| What is being asked |
Retype every entry in its entirety, without alteration.

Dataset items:
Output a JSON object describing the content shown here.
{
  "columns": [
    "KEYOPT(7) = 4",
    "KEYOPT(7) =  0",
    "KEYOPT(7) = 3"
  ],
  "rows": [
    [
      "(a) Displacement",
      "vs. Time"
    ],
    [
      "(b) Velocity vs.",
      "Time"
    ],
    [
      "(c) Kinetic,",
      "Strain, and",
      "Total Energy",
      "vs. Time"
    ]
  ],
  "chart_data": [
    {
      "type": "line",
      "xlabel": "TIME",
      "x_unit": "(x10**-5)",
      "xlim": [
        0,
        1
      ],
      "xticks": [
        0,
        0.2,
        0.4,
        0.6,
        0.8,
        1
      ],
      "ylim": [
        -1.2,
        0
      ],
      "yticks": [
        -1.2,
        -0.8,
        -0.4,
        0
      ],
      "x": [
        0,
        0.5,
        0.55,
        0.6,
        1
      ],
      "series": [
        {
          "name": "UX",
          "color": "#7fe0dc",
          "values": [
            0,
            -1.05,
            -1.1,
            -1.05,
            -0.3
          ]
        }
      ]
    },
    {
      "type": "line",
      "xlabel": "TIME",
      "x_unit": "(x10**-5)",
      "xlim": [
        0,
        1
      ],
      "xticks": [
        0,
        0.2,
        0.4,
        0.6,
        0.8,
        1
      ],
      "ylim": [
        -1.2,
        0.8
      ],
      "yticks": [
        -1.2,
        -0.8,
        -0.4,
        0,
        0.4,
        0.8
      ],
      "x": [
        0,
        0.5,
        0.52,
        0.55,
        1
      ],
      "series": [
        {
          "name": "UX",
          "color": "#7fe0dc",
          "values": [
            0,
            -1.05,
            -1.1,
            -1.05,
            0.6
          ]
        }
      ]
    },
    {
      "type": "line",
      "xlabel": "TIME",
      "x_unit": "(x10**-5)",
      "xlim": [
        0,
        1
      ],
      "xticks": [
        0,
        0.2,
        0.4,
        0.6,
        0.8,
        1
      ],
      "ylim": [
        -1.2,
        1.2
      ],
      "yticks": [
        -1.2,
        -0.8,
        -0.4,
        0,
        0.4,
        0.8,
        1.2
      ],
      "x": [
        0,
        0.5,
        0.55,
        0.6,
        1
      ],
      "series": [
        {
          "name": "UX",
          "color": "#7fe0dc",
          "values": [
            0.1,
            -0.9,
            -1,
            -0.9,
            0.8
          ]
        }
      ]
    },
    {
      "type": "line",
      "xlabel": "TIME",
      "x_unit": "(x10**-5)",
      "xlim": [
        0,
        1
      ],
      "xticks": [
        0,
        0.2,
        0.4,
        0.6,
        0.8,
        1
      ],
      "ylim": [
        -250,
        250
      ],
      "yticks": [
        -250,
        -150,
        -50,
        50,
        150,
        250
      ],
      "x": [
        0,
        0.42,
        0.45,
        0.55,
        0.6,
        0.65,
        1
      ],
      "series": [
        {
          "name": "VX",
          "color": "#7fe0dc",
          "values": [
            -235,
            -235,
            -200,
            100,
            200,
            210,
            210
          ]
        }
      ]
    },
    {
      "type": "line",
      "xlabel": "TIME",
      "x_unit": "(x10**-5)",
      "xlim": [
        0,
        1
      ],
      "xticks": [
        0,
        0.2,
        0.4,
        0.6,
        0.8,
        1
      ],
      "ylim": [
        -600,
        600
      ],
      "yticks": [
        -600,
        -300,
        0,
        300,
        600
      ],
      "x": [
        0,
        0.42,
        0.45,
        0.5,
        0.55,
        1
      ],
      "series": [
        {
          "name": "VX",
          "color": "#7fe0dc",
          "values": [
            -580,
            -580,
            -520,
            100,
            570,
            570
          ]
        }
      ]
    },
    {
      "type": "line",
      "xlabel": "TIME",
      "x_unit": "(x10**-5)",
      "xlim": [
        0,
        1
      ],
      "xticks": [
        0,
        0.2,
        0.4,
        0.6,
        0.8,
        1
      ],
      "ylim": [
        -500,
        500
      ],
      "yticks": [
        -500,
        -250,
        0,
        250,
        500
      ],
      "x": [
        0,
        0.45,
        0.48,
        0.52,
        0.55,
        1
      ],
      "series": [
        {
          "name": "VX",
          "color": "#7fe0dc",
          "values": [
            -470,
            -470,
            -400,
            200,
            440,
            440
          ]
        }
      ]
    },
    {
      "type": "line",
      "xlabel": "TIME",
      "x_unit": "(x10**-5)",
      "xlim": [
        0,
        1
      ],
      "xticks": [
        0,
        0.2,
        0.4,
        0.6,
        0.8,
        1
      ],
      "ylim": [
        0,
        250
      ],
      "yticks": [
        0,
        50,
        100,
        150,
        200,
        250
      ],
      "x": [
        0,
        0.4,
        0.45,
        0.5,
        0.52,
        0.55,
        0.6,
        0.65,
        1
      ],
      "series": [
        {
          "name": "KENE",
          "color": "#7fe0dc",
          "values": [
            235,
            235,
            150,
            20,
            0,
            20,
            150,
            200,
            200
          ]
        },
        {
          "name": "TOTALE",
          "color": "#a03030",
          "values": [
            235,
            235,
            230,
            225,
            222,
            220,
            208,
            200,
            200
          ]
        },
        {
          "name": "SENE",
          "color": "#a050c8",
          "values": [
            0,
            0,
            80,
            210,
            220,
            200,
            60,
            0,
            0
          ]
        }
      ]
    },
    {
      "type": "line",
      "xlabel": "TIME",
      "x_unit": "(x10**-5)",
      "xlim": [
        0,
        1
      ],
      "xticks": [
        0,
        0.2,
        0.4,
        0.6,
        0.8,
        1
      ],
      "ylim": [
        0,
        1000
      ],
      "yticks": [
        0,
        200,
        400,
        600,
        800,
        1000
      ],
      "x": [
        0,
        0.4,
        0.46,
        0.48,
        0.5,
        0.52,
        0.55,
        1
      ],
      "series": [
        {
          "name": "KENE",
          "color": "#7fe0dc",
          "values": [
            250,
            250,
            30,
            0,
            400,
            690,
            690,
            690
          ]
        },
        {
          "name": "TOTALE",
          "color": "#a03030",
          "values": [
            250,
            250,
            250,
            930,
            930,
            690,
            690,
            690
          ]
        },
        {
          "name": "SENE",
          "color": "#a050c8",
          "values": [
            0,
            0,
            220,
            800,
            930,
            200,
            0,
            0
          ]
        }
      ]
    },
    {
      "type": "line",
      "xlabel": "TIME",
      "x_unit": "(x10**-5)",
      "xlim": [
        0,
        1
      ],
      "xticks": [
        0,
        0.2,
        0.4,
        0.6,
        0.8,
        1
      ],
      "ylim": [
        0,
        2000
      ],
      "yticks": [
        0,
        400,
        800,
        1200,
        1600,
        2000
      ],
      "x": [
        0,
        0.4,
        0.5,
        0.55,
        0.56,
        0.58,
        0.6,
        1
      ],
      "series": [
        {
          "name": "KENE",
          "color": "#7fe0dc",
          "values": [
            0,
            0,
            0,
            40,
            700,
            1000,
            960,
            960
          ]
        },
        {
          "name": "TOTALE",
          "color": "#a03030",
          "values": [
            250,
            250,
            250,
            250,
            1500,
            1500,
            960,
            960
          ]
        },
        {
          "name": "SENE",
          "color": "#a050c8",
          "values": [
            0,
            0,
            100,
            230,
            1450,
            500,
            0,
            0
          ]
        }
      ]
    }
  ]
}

| Response to the task |
Output a JSON object describing the content shown here.
{
  "columns": [
    "KEYOPT(7) = 4",
    "KEYOPT(7) =  0",
    "KEYOPT(7) = 3"
  ],
  "rows": [
    [
      "(a) Displacement",
      "vs. Time"
    ],
    [
      "(b) Velocity vs.",
      "Time"
    ],
    [
      "(c) Kinetic,",
      "Strain, and",
      "Total Energy",
      "vs. Time"
    ]
  ],
  "chart_data": [
    {
      "type": "line",
      "xlabel": "TIME",
      "x_unit": "(x10**-5)",
      "xlim": [
        0,
        1
      ],
      "xticks": [
        0,
        0.2,
        0.4,
        0.6,
        0.8,
        1
      ],
      "ylim": [
        -1.2,
        0
      ],
      "yticks": [
        -1.2,
        -0.8,
        -0.4,
        0
      ],
      "x": [
        0,
        0.5,
        0.55,
        0.6,
        1
      ],
      "series": [
        {
          "name": "UX",
          "color": "#7fe0dc",
          "values": [
            0,
            -1.05,
            -1.1,
            -1.05,
            -0.3
          ]
        }
      ]
    },
    {
      "type": "line",
      "xlabel": "TIME",
      "x_unit": "(x10**-5)",
      "xlim": [
        0,
        1
      ],
      "xticks": [
        0,
        0.2,
        0.4,
        0.6,
        0.8,
        1
      ],
      "ylim": [
        -1.2,
        0.8
      ],
      "yticks": [
        -1.2,
        -0.8,
        -0.4,
        0,
        0.4,
        0.8
      ],
      "x": [
        0,
        0.5,
        0.52,
        0.55,
        1
      ],
      "series": [
        {
          "name": "UX",
          "color": "#7fe0dc",
          "values": [
            0,
            -1.05,
            -1.1,
            -1.05,
            0.6
          ]
        }
      ]
    },
    {
      "type": "line",
      "xlabel": "TIME",
      "x_unit": "(x10**-5)",
      "xlim": [
        0,
        1
      ],
      "xticks": [
        0,
        0.2,
        0.4,
        0.6,
        0.8,
        1
      ],
      "ylim": [
        -1.2,
        1.2
      ],
      "yticks": [
        -1.2,
        -0.8,
        -0.4,
        0,
        0.4,
        0.8,
        1.2
      ],
      "x": [
        0,
        0.5,
        0.55,
        0.6,
        1
      ],
      "series": [
        {
          "name": "UX",
          "color": "#7fe0dc",
          "values": [
            0.1,
            -0.9,
            -1,
            -0.9,
            0.8
          ]
        }
      ]
    },
    {
      "type": "line",
      "xlabel": "TIME",
      "x_unit": "(x10**-5)",
      "xlim": [
        0,
        1
      ],
      "xticks": [
        0,
        0.2,
        0.4,
        0.6,
        0.8,
        1
      ],
      "ylim": [
        -250,
        250
      ],
      "yticks": [
        -250,
        -150,
        -50,
        50,
        150,
        250
      ],
      "x": [
        0,
        0.42,
        0.45,
        0.55,
        0.6,
        0.65,
        1
      ],
      "series": [
        {
          "name": "VX",
          "color": "#7fe0dc",
          "values": [
            -235,
            -235,
            -200,
            100,
            200,
            210,
            210
          ]
        }
      ]
    },
    {
      "type": "line",
      "xlabel": "TIME",
      "x_unit": "(x10**-5)",
      "xlim": [
        0,
        1
      ],
      "xticks": [
        0,
        0.2,
        0.4,
        0.6,
        0.8,
        1
      ],
      "ylim": [
        -600,
        600
      ],
      "yticks": [
        -600,
        -300,
        0,
        300,
        600
      ],
      "x": [
        0,
        0.42,
        0.45,
        0.5,
        0.55,
        1
      ],
      "series": [
        {
          "name": "VX",
          "color": "#7fe0dc",
          "values": [
            -580,
            -580,
            -520,
            100,
            570,
            570
          ]
        }
      ]
    },
    {
      "type": "line",
      "xlabel": "TIME",
      "x_unit": "(x10**-5)",
      "xlim": [
        0,
        1
      ],
      "xticks": [
        0,
        0.2,
        0.4,
        0.6,
        0.8,
        1
      ],
      "ylim": [
        -500,
        500
      ],
      "yticks": [
        -500,
        -250,
        0,
        250,
        500
      ],
      "x": [
        0,
        0.45,
        0.48,
        0.52,
        0.55,
        1
      ],
      "series": [
        {
          "name": "VX",
          "color": "#7fe0dc",
          "values": [
            -470,
            -470,
            -400,
            200,
            440,
            440
          ]
        }
      ]
    },
    {
      "type": "line",
      "xlabel": "TIME",
      "x_unit": "(x10**-5)",
      "xlim": [
        0,
        1
      ],
      "xticks": [
        0,
        0.2,
        0.4,
        0.6,
        0.8,
        1
      ],
      "ylim": [
        0,
        250
      ],
      "yticks": [
        0,
        50,
        100,
        150,
        200,
        250
      ],
      "x": [
        0,
        0.4,
        0.45,
        0.5,
        0.52,
        0.55,
        0.6,
        0.65,
        1
      ],
      "series": [
        {
          "name": "KENE",
          "color": "#7fe0dc",
          "values": [
            235,
            235,
            150,
            20,
            0,
            20,
            150,
            200,
            200
          ]
        },
        {
          "name": "TOTALE",
          "color": "#a03030",
          "values": [
            235,
            235,
            230,
            225,
            222,
            220,
            208,
            200,
            200
          ]
        },
        {
          "name": "SENE",
          "color": "#a050c8",
          "values": [
            0,
            0,
            80,
            210,
            220,
            200,
            60,
            0,
            0
          ]
        }
      ]
    },
    {
      "type": "line",
      "xlabel": "TIME",
      "x_unit": "(x10**-5)",
      "xlim": [
        0,
        1
      ],
      "xticks": [
        0,
        0.2,
        0.4,
        0.6,
        0.8,
        1
      ],
      "ylim": [
        0,
        1000
      ],
      "yticks": [
        0,
        200,
        400,
        600,
        800,
        1000
      ],
      "x": [
        0,
        0.4,
        0.46,
        0.48,
        0.5,
        0.52,
        0.55,
        1
      ],
      "series": [
        {
          "name": "KENE",
          "color": "#7fe0dc",
          "values": [
            250,
            250,
            30,
            0,
            400,
            690,
            690,
            690
          ]
        },
        {
          "name": "TOTALE",
          "color": "#a03030",
          "values": [
            250,
            250,
            250,
            930,
            930,
            690,
            690,
            690
          ]
        },
        {
          "name": "SENE",
          "color": "#a050c8",
          "values": [
            0,
            0,
            220,
            800,
            930,
            200,
            0,
            0
          ]
        }
      ]
    },
    {
      "type": "line",
      "xlabel": "TIME",
      "x_unit": "(x10**-5)",
      "xlim": [
        0,
        1
      ],
      "xticks": [
        0,
        0.2,
        0.4,
        0.6,
        0.8,
        1
      ],
      "ylim": [
        0,
        2000
      ],
      "yticks": [
        0,
        400,
        800,
        1200,
        1600,
        2000
      ],
      "x": [
        0,
        0.4,
        0.5,
        0.55,
        0.56,
        0.58,
        0.6,
        1
      ],
      "series": [
        {
          "name": "KENE",
          "color": "#7fe0dc",
          "values": [
            0,
            0,
            0,
            40,
            700,
            1000,
            960,
            960
          ]
        },
        {
          "name": "TOTALE",
          "color": "#a03030",
          "values": [
            250,
            250,
            250,
            250,
            1500,
            1500,
            960,
            960
          ]
        },
        {
          "name": "SENE",
          "color": "#a050c8",
          "values": [
            0,
            0,
            100,
            230,
            1450,
            500,
            0,
            0
          ]
        }
      ]
    }
  ]
}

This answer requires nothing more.